→ **Dataset items**
## Start

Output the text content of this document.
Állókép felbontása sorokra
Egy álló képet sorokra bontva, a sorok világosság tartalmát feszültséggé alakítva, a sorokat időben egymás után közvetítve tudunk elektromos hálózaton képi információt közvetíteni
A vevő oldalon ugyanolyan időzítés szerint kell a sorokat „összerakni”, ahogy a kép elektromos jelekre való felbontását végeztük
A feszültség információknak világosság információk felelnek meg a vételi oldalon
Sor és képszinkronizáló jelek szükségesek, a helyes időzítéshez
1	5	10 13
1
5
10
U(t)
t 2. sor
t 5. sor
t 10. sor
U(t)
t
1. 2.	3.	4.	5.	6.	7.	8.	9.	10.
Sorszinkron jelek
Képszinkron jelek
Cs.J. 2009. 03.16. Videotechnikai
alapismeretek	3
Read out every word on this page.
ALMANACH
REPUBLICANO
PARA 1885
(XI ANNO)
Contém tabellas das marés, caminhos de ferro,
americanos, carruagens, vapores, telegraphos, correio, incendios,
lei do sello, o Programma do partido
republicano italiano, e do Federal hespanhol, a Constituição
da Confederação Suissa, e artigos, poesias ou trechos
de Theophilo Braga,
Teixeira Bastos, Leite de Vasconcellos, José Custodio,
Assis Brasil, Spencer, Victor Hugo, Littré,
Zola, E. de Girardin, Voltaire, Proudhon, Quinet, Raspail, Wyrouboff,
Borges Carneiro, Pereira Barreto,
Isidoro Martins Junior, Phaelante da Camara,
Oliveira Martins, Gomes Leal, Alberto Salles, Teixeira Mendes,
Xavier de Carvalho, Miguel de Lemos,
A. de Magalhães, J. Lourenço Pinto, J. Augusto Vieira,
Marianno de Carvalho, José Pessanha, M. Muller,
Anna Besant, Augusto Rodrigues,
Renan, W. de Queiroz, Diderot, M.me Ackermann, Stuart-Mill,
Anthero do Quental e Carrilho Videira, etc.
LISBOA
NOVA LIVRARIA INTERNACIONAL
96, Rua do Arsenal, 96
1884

## End

→ **Required work**
Repeat the entries exactly, all of them.

→ **Output of the task**
Output the text content of this document.
Állókép felbontása sorokra
Egy álló képet sorokra bontva, a sorok világosság tartalmát feszültséggé alakítva, a sorokat időben egymás után közvetítve tudunk elektromos hálózaton képi információt közvetíteni
A vevő oldalon ugyanolyan időzítés szerint kell a sorokat „összerakni”, ahogy a kép elektromos jelekre való felbontását végeztük
A feszültség információknak világosság információk felelnek meg a vételi oldalon
Sor és képszinkronizáló jelek szükségesek, a helyes időzítéshez
1	5	10 13
1
5
10
U(t)
t 2. sor
t 5. sor
t 10. sor
U(t)
t
1. 2.	3.	4.	5.	6.	7.	8.	9.	10.
Sorszinkron jelek
Képszinkron jelek
Cs.J. 2009. 03.16. Videotechnikai
alapismeretek	3
Read out every word on this page.
ALMANACH
REPUBLICANO
PARA 1885
(XI ANNO)
Contém tabellas das marés, caminhos de ferro,
americanos, carruagens, vapores, telegraphos, correio, incendios,
lei do sello, o Programma do partido
republicano italiano, e do Federal hespanhol, a Constituição
da Confederação Suissa, e artigos, poesias ou trechos
de Theophilo Braga,
Teixeira Bastos, Leite de Vasconcellos, José Custodio,
Assis Brasil, Spencer, Victor Hugo, Littré,
Zola, E. de Girardin, Voltaire, Proudhon, Quinet, Raspail, Wyrouboff,
Borges Carneiro, Pereira Barreto,
Isidoro Martins Junior, Phaelante da Camara,
Oliveira Martins, Gomes Leal, Alberto Salles, Teixeira Mendes,
Xavier de Carvalho, Miguel de Lemos,
A. de Magalhães, J. Lourenço Pinto, J. Augusto Vieira,
Marianno de Carvalho, José Pessanha, M. Muller,
Anna Besant, Augusto Rodrigues,
Renan, W. de Queiroz, Diderot, M.me Ackermann, Stuart-Mill,
Anthero do Quental e Carrilho Videira, etc.
LISBOA
NOVA LIVRARIA INTERNACIONAL
96, Rua do Arsenal, 96
1884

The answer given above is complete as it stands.